Figure record listings:
........

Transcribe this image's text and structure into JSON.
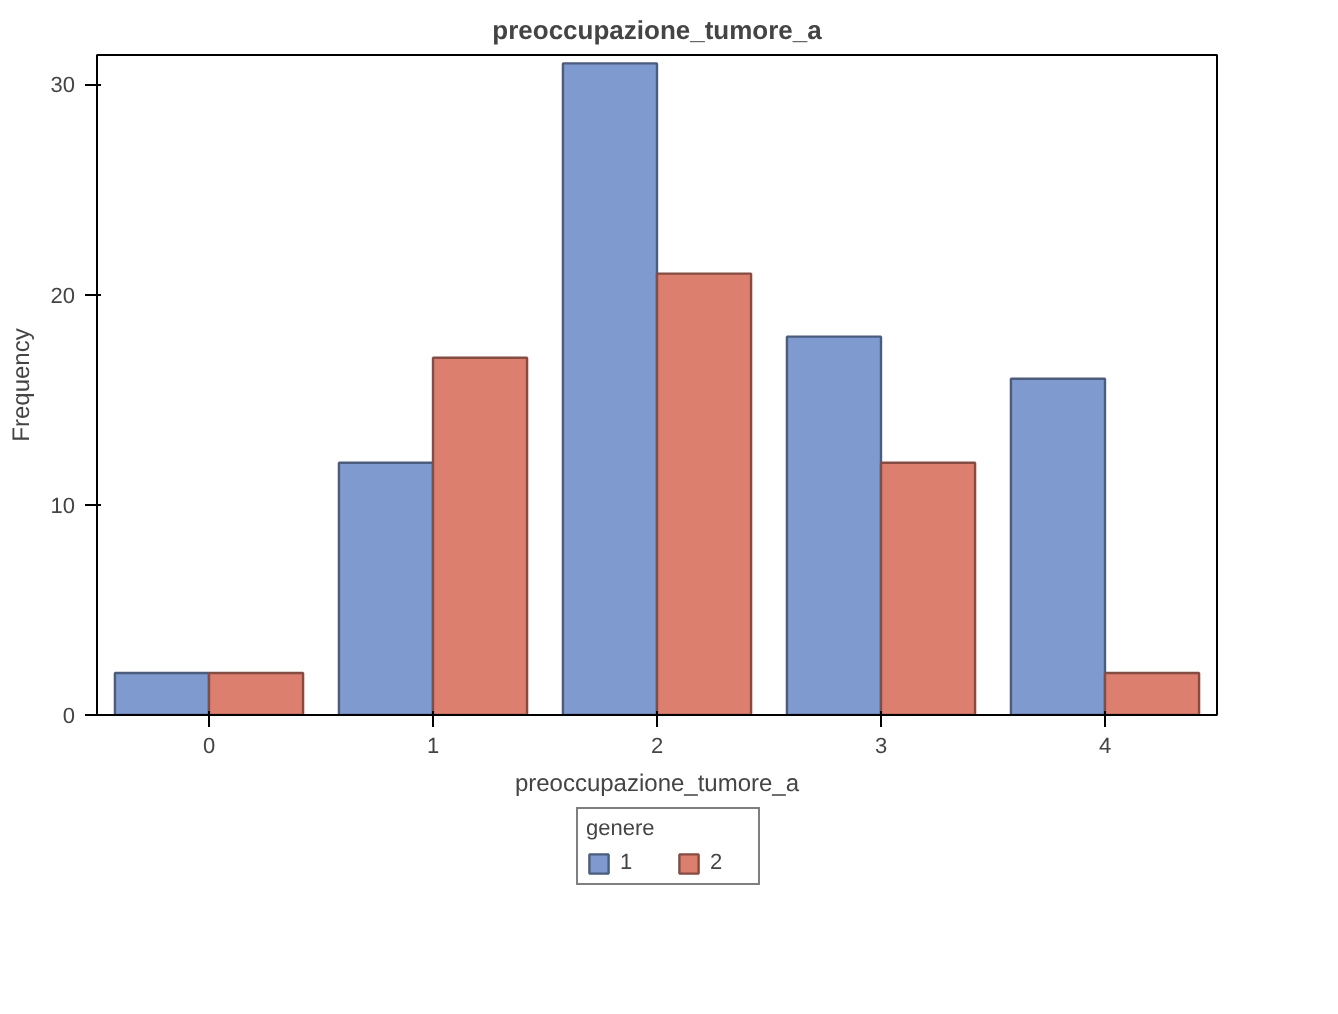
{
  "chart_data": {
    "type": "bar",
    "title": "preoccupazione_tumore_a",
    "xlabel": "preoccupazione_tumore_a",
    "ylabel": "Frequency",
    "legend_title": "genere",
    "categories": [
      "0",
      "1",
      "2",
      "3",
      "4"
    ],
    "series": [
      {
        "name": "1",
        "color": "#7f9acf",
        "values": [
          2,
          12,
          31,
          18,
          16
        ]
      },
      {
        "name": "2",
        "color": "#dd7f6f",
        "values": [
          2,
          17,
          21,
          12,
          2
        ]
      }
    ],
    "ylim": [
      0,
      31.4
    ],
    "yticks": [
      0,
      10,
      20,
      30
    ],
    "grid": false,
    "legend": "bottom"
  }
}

........

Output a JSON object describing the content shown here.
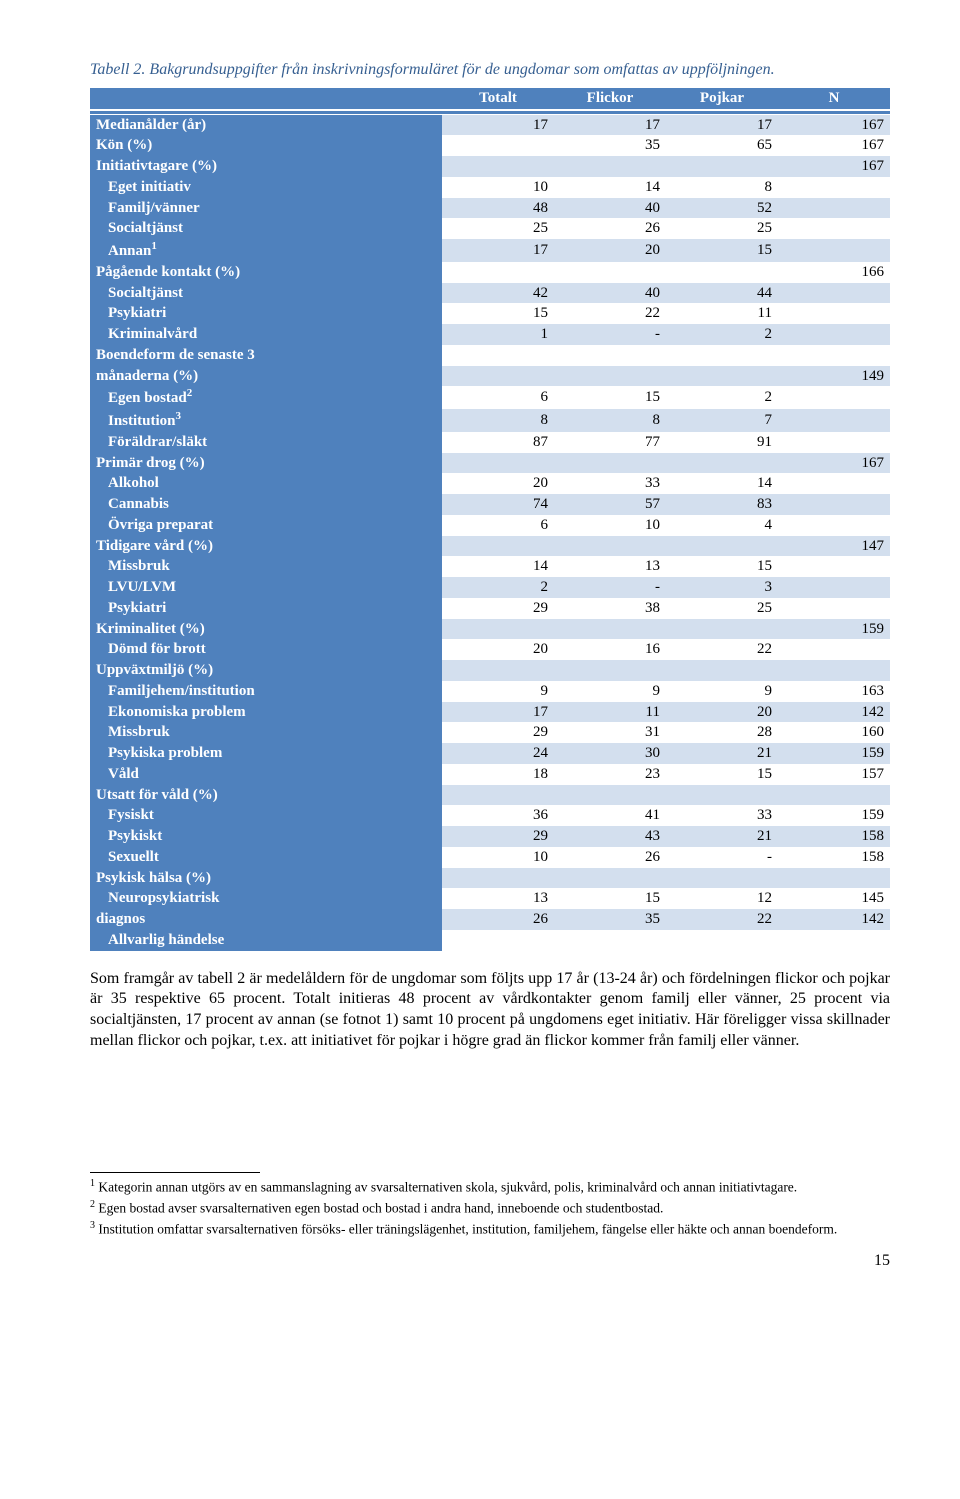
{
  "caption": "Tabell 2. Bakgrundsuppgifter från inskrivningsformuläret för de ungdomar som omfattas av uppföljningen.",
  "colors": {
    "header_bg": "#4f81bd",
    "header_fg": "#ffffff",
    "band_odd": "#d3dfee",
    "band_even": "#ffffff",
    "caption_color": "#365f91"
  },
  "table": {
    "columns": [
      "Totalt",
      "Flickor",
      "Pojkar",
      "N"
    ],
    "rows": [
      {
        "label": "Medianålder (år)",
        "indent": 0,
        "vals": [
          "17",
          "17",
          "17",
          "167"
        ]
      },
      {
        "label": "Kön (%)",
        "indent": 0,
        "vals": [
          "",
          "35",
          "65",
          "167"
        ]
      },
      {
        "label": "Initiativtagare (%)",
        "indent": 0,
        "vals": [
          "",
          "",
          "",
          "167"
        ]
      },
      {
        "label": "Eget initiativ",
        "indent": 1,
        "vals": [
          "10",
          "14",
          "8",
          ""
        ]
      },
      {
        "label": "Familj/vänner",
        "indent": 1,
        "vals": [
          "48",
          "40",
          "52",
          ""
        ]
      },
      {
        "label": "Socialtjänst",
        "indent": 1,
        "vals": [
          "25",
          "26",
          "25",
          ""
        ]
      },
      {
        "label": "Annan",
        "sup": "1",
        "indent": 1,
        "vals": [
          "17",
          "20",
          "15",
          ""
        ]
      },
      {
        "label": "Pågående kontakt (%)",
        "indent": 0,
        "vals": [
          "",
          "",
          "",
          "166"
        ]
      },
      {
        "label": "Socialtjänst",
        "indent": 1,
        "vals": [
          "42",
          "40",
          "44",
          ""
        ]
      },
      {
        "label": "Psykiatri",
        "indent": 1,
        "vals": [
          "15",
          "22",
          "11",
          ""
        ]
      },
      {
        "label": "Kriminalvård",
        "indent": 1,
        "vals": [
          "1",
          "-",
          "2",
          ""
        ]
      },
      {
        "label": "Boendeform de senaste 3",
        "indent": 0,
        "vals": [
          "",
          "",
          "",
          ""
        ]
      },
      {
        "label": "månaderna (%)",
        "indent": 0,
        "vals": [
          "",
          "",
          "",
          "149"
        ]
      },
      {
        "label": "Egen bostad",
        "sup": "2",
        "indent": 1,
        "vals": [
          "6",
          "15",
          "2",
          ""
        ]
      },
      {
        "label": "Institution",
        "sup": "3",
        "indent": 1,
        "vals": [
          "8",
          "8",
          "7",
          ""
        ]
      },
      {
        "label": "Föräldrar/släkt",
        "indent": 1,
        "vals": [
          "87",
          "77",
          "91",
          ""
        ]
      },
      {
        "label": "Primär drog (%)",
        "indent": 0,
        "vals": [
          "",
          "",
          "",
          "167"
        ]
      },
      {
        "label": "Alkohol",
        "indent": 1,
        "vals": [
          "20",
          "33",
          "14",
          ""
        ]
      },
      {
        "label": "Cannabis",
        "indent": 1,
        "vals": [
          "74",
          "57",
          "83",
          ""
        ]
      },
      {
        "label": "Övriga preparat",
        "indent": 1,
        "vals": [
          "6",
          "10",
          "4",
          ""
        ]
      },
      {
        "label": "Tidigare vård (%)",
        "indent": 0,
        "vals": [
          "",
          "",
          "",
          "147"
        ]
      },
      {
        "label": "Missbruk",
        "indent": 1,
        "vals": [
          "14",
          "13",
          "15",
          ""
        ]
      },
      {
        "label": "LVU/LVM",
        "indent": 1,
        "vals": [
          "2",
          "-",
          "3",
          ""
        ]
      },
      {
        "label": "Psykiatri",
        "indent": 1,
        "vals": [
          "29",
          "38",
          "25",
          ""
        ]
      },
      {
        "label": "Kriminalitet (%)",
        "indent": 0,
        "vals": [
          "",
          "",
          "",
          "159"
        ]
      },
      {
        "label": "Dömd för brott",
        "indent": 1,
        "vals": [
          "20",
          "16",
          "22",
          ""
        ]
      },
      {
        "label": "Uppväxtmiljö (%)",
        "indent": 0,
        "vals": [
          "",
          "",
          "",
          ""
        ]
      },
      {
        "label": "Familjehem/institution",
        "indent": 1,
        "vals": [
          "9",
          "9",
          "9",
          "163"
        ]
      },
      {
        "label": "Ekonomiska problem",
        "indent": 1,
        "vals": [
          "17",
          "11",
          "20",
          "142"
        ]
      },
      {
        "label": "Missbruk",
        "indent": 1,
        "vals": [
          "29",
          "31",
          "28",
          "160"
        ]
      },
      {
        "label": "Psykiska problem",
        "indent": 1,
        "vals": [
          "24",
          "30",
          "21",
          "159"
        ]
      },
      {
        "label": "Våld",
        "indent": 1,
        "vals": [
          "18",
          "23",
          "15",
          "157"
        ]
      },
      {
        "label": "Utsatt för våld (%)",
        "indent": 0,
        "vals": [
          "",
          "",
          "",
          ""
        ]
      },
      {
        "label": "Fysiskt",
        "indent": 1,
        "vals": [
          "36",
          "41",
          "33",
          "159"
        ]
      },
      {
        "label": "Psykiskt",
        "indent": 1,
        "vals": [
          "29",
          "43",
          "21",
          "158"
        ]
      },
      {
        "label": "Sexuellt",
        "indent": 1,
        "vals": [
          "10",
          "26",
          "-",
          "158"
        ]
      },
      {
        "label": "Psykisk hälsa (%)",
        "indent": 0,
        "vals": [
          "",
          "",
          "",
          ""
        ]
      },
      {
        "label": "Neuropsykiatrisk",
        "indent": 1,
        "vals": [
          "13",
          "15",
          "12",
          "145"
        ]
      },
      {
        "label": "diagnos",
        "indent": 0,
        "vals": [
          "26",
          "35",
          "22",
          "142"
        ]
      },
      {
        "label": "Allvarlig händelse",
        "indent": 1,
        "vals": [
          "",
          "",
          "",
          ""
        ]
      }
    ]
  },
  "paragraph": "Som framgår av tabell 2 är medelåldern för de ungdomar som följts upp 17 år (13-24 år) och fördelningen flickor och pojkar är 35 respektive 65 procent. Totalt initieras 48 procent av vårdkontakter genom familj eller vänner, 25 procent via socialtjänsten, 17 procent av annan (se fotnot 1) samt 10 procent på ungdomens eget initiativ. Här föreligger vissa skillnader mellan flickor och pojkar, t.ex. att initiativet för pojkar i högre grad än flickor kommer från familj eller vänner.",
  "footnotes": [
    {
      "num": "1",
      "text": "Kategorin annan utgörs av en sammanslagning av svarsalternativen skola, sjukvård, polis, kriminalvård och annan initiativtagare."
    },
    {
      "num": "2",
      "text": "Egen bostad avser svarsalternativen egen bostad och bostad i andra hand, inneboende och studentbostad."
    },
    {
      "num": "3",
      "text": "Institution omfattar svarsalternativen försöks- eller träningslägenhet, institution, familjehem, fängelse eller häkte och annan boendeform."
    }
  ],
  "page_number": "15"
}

........

Goal of the exercise: Pick out the lines above that hold the string "eller" and show them.

Solution for this task:
  "paragraph": "Som framgår av tabell 2 är medelåldern för de ungdomar som följts upp 17 år (13-24 år) och fördelningen flickor och pojkar är 35 respektive 65 procent. Totalt initieras 48 procent av vårdkontakter genom familj eller vänner, 25 procent via socialtjänsten, 17 procent av annan (se fotnot 1) samt 10 procent på ungdomens eget initiativ. Här föreligger vissa skillnader mellan flickor och pojkar, t.ex. att initiativet för pojkar i högre grad än flickor kommer från familj eller vänner.",
      "text": "Institution omfattar svarsalternativen försöks- eller träningslägenhet, institution, familjehem, fängelse eller häkte och annan boendeform."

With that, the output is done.